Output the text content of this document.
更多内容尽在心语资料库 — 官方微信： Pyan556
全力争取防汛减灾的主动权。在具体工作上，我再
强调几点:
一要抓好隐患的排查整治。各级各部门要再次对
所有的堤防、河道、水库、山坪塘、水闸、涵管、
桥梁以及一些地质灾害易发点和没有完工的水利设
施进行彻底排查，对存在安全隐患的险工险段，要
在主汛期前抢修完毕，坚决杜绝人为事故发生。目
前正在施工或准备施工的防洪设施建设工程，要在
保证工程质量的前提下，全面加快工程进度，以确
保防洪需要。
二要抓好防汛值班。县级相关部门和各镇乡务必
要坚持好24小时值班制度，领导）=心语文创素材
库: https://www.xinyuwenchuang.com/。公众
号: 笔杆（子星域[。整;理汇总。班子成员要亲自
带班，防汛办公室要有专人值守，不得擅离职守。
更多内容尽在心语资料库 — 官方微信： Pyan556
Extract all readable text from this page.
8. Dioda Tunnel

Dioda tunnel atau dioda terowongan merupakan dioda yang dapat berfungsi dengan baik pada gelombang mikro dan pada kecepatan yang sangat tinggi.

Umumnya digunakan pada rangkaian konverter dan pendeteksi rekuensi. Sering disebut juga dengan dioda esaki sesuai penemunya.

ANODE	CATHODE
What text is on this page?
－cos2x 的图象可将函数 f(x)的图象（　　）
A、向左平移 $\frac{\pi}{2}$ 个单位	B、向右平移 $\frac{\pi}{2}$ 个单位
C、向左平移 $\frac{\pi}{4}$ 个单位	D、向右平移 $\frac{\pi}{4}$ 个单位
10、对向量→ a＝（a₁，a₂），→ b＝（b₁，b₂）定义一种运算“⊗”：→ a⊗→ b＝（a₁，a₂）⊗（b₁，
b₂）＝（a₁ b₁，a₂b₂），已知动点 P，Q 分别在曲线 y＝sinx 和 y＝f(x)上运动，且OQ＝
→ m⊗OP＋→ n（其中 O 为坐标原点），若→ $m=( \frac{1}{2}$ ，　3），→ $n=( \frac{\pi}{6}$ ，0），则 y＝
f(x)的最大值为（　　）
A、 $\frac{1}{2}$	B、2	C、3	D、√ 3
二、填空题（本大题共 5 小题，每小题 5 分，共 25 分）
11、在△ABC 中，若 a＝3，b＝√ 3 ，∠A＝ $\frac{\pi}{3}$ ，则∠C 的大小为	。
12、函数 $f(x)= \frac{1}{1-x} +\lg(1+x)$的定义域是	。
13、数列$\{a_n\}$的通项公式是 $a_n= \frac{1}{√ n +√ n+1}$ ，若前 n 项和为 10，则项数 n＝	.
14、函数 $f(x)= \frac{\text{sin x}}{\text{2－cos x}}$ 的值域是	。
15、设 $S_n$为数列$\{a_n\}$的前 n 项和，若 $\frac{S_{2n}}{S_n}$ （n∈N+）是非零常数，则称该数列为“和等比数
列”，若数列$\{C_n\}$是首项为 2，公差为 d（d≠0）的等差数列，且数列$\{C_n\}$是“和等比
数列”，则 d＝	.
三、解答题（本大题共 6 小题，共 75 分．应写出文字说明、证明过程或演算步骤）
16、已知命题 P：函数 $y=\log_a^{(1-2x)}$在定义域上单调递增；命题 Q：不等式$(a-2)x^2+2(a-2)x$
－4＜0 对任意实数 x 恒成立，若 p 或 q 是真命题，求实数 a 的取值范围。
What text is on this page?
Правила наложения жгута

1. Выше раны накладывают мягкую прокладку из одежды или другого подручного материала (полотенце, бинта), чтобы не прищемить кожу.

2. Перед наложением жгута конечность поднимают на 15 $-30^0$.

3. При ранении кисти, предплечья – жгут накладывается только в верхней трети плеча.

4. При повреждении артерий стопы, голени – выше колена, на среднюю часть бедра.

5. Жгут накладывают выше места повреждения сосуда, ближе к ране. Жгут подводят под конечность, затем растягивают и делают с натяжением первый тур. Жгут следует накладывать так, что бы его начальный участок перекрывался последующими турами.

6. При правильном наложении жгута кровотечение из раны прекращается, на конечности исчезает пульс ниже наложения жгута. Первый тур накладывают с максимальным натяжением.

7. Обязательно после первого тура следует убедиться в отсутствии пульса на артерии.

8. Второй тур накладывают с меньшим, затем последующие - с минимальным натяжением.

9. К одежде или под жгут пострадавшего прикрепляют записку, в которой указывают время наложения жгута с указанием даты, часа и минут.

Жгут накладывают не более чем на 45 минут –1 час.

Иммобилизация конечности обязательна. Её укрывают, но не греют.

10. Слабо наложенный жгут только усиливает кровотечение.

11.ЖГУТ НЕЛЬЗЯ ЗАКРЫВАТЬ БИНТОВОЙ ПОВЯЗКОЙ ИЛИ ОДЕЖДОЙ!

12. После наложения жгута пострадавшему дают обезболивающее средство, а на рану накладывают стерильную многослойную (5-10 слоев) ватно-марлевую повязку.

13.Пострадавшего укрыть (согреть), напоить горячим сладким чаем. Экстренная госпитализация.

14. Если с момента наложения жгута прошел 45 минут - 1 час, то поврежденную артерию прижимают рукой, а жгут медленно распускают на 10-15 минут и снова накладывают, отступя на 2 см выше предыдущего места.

§ §

Task details:
Search the data above for the string "pada" and return every line that has it.

The reply:
Dioda tunnel atau dioda terowongan merupakan dioda yang dapat berfungsi dengan baik pada gelombang mikro dan pada kecepatan yang sangat tinggi.
Umumnya digunakan pada rangkaian konverter dan pendeteksi rekuensi. Sering disebut juga dengan dioda esaki sesuai penemunya.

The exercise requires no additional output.